• [BRANO SCELTO]
____
Ras Alula, Mantegazza 1896
Che fosse un uomo particolare lo dimostra anche il fatto che re Giovanni gli diede in moglie la figlia, preferendolo a tutta l’aristocrazia etiopica. Purtroppo la giovane sposa morì poco tempo dopo, ma gli lasciò una figlia che divenne nota per la sua gentilezza e bontà, unica persona capace di influenzare il padre nelle sue decisioni. Cerchiamo ora di ricordare nei dettagli le imprese di Ras Alula.
Nel settembre del 1875, quando ancora Massaua era sotto il controllo della Grande Porta, una compagnia di 2.000 soldati egiziani partì da Massaua con l’intenzione di ampliare i propri possedimenti; non trovando ressistenza, occupò l’Hamasièn e puntò verso Adua. Giovanni fece battere il chitèt (chiamata alle armi) e in due settimane mobilitò oltre 20.000 soldati. Il 16 novembre incontrò gli Egiziani a Gundèt vicino ad Adi Quala e li annientò. Uno dei suoi più valorosi generali era il nostro Alula Inghidà che aveva assunto il nome di battaglia Abba Neggà, Padre del Mattino. Gli egiziani non paghi della lezione subita, tornarono con 15.000 uomini e furono nuovamente battuti a Gura il 7 marzo 1876 da un esercito di 200.000 abissini in una battaglia che durò 3 giorni.
____
• [MATERIALE]
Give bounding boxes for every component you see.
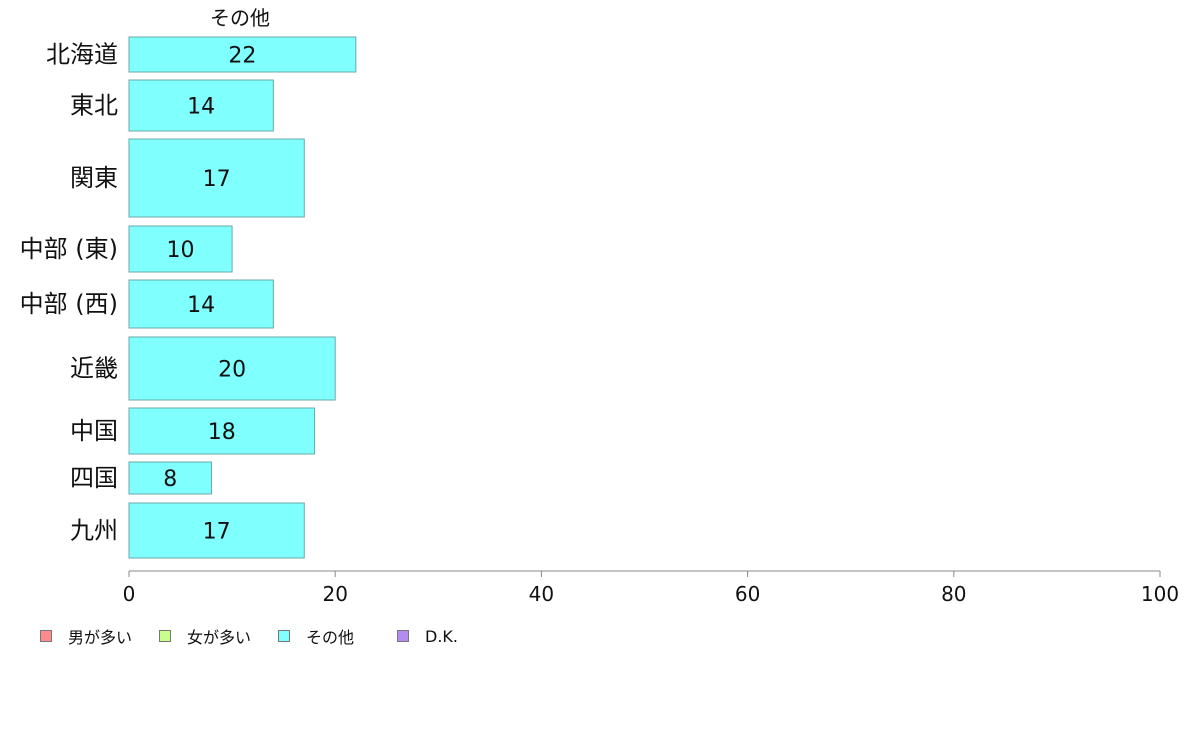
____
• [BREVE QUESITO A] Nel brano su Ras Alula, quale nome di battaglia aveva assunto Alula Inghidà?
• [BREVE QUESITO B] Elenca tutte le località geografiche nominate nel brano su Ras Alula.
I dati sono materiale a sé, distinto dal brano.

• [SOLUZIONE A] Abba Neggà, cioè Padre del Mattino.

• [SOLUZIONE B] Massaua, Hamasièn, Adua, Gundèt, Adi Quala, Gura